(Stored records)
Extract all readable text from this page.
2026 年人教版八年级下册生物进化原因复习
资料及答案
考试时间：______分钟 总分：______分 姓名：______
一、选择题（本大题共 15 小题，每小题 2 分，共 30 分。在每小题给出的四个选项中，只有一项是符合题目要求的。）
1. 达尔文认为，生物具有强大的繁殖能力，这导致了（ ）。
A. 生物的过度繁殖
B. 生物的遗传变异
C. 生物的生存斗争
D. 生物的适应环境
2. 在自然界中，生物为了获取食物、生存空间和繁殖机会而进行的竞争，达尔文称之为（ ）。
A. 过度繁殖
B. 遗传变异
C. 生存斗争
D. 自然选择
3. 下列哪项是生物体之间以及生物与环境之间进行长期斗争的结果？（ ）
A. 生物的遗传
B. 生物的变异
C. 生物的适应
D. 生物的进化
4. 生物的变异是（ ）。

§ **Description of the task**
Reproduce every line of the data verbatim.

§ **Solution to this task**
Extract all readable text from this page.
2026 年人教版八年级下册生物进化原因复习
资料及答案
考试时间：______分钟 总分：______分 姓名：______
一、选择题（本大题共 15 小题，每小题 2 分，共 30 分。在每小题给出的四个选项中，只有一项是符合题目要求的。）
1. 达尔文认为，生物具有强大的繁殖能力，这导致了（ ）。
A. 生物的过度繁殖
B. 生物的遗传变异
C. 生物的生存斗争
D. 生物的适应环境
2. 在自然界中，生物为了获取食物、生存空间和繁殖机会而进行的竞争，达尔文称之为（ ）。
A. 过度繁殖
B. 遗传变异
C. 生存斗争
D. 自然选择
3. 下列哪项是生物体之间以及生物与环境之间进行长期斗争的结果？（ ）
A. 生物的遗传
B. 生物的变异
C. 生物的适应
D. 生物的进化
4. 生物的变异是（ ）。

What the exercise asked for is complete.